# To do
Write out all of the entries exactly as given.

# Information supplied
++++++++
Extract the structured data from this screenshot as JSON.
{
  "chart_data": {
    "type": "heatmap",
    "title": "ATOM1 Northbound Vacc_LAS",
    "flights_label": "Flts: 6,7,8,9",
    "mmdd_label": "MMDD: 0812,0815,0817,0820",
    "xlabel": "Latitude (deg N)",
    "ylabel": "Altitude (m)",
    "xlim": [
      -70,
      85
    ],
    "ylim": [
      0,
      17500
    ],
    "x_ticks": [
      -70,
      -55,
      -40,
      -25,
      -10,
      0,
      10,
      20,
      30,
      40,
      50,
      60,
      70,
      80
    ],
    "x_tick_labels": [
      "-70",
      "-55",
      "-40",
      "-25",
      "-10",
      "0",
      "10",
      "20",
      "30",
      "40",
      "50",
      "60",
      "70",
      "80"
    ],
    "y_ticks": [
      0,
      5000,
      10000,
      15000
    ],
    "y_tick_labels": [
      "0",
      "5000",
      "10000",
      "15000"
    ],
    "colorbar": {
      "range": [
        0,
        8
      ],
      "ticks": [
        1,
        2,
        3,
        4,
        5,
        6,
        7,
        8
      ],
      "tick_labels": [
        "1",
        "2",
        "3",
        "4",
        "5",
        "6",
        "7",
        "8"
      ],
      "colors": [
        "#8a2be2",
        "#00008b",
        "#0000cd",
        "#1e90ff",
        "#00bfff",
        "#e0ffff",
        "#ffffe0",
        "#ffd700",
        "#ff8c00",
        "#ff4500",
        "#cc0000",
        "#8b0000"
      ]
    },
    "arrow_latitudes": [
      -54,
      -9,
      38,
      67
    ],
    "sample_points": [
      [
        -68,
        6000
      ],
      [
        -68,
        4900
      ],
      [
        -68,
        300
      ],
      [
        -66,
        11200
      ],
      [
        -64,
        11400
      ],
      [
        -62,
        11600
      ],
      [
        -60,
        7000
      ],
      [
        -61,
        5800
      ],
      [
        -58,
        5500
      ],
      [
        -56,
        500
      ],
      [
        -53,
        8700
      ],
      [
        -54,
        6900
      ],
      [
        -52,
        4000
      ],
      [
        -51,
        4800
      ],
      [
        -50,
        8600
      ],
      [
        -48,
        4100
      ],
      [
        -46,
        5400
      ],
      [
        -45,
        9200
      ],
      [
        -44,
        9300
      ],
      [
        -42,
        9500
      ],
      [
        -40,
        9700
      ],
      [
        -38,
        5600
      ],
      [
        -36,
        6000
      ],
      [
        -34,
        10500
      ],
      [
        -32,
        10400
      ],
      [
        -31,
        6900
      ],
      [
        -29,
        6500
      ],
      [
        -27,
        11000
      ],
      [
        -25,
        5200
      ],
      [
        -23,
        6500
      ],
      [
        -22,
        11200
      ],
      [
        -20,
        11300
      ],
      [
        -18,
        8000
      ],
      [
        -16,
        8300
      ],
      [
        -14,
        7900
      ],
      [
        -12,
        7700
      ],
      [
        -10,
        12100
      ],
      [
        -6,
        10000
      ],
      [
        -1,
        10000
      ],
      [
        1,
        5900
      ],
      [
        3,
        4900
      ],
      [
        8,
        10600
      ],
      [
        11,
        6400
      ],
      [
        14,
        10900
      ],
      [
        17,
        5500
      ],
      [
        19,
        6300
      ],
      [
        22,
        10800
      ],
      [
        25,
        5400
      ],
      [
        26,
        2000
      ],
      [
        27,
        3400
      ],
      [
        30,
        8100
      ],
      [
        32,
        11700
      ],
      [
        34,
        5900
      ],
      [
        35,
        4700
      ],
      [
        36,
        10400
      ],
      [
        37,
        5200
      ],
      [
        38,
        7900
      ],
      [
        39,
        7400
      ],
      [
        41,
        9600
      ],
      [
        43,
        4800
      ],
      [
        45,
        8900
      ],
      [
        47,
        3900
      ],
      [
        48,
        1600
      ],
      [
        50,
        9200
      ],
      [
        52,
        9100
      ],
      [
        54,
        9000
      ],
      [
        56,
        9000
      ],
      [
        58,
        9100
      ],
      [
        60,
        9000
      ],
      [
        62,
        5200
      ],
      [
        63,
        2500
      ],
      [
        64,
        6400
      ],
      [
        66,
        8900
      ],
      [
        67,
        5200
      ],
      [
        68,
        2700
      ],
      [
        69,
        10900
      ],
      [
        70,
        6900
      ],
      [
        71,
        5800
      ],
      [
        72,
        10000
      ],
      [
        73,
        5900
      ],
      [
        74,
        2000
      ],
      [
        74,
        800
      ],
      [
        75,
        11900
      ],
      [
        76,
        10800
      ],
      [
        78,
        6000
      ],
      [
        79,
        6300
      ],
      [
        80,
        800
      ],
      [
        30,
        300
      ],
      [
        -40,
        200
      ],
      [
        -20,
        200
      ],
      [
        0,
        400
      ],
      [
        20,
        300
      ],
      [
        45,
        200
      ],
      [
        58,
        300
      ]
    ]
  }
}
++++++++
# Answer to the task
Extract the structured data from this screenshot as JSON.
{
  "chart_data": {
    "type": "heatmap",
    "title": "ATOM1 Northbound Vacc_LAS",
    "flights_label": "Flts: 6,7,8,9",
    "mmdd_label": "MMDD: 0812,0815,0817,0820",
    "xlabel": "Latitude (deg N)",
    "ylabel": "Altitude (m)",
    "xlim": [
      -70,
      85
    ],
    "ylim": [
      0,
      17500
    ],
    "x_ticks": [
      -70,
      -55,
      -40,
      -25,
      -10,
      0,
      10,
      20,
      30,
      40,
      50,
      60,
      70,
      80
    ],
    "x_tick_labels": [
      "-70",
      "-55",
      "-40",
      "-25",
      "-10",
      "0",
      "10",
      "20",
      "30",
      "40",
      "50",
      "60",
      "70",
      "80"
    ],
    "y_ticks": [
      0,
      5000,
      10000,
      15000
    ],
    "y_tick_labels": [
      "0",
      "5000",
      "10000",
      "15000"
    ],
    "colorbar": {
      "range": [
        0,
        8
      ],
      "ticks": [
        1,
        2,
        3,
        4,
        5,
        6,
        7,
        8
      ],
      "tick_labels": [
        "1",
        "2",
        "3",
        "4",
        "5",
        "6",
        "7",
        "8"
      ],
      "colors": [
        "#8a2be2",
        "#00008b",
        "#0000cd",
        "#1e90ff",
        "#00bfff",
        "#e0ffff",
        "#ffffe0",
        "#ffd700",
        "#ff8c00",
        "#ff4500",
        "#cc0000",
        "#8b0000"
      ]
    },
    "arrow_latitudes": [
      -54,
      -9,
      38,
      67
    ],
    "sample_points": [
      [
        -68,
        6000
      ],
      [
        -68,
        4900
      ],
      [
        -68,
        300
      ],
      [
        -66,
        11200
      ],
      [
        -64,
        11400
      ],
      [
        -62,
        11600
      ],
      [
        -60,
        7000
      ],
      [
        -61,
        5800
      ],
      [
        -58,
        5500
      ],
      [
        -56,
        500
      ],
      [
        -53,
        8700
      ],
      [
        -54,
        6900
      ],
      [
        -52,
        4000
      ],
      [
        -51,
        4800
      ],
      [
        -50,
        8600
      ],
      [
        -48,
        4100
      ],
      [
        -46,
        5400
      ],
      [
        -45,
        9200
      ],
      [
        -44,
        9300
      ],
      [
        -42,
        9500
      ],
      [
        -40,
        9700
      ],
      [
        -38,
        5600
      ],
      [
        -36,
        6000
      ],
      [
        -34,
        10500
      ],
      [
        -32,
        10400
      ],
      [
        -31,
        6900
      ],
      [
        -29,
        6500
      ],
      [
        -27,
        11000
      ],
      [
        -25,
        5200
      ],
      [
        -23,
        6500
      ],
      [
        -22,
        11200
      ],
      [
        -20,
        11300
      ],
      [
        -18,
        8000
      ],
      [
        -16,
        8300
      ],
      [
        -14,
        7900
      ],
      [
        -12,
        7700
      ],
      [
        -10,
        12100
      ],
      [
        -6,
        10000
      ],
      [
        -1,
        10000
      ],
      [
        1,
        5900
      ],
      [
        3,
        4900
      ],
      [
        8,
        10600
      ],
      [
        11,
        6400
      ],
      [
        14,
        10900
      ],
      [
        17,
        5500
      ],
      [
        19,
        6300
      ],
      [
        22,
        10800
      ],
      [
        25,
        5400
      ],
      [
        26,
        2000
      ],
      [
        27,
        3400
      ],
      [
        30,
        8100
      ],
      [
        32,
        11700
      ],
      [
        34,
        5900
      ],
      [
        35,
        4700
      ],
      [
        36,
        10400
      ],
      [
        37,
        5200
      ],
      [
        38,
        7900
      ],
      [
        39,
        7400
      ],
      [
        41,
        9600
      ],
      [
        43,
        4800
      ],
      [
        45,
        8900
      ],
      [
        47,
        3900
      ],
      [
        48,
        1600
      ],
      [
        50,
        9200
      ],
      [
        52,
        9100
      ],
      [
        54,
        9000
      ],
      [
        56,
        9000
      ],
      [
        58,
        9100
      ],
      [
        60,
        9000
      ],
      [
        62,
        5200
      ],
      [
        63,
        2500
      ],
      [
        64,
        6400
      ],
      [
        66,
        8900
      ],
      [
        67,
        5200
      ],
      [
        68,
        2700
      ],
      [
        69,
        10900
      ],
      [
        70,
        6900
      ],
      [
        71,
        5800
      ],
      [
        72,
        10000
      ],
      [
        73,
        5900
      ],
      [
        74,
        2000
      ],
      [
        74,
        800
      ],
      [
        75,
        11900
      ],
      [
        76,
        10800
      ],
      [
        78,
        6000
      ],
      [
        79,
        6300
      ],
      [
        80,
        800
      ],
      [
        30,
        300
      ],
      [
        -40,
        200
      ],
      [
        -20,
        200
      ],
      [
        0,
        400
      ],
      [
        20,
        300
      ],
      [
        45,
        200
      ],
      [
        58,
        300
      ]
    ]
  }
}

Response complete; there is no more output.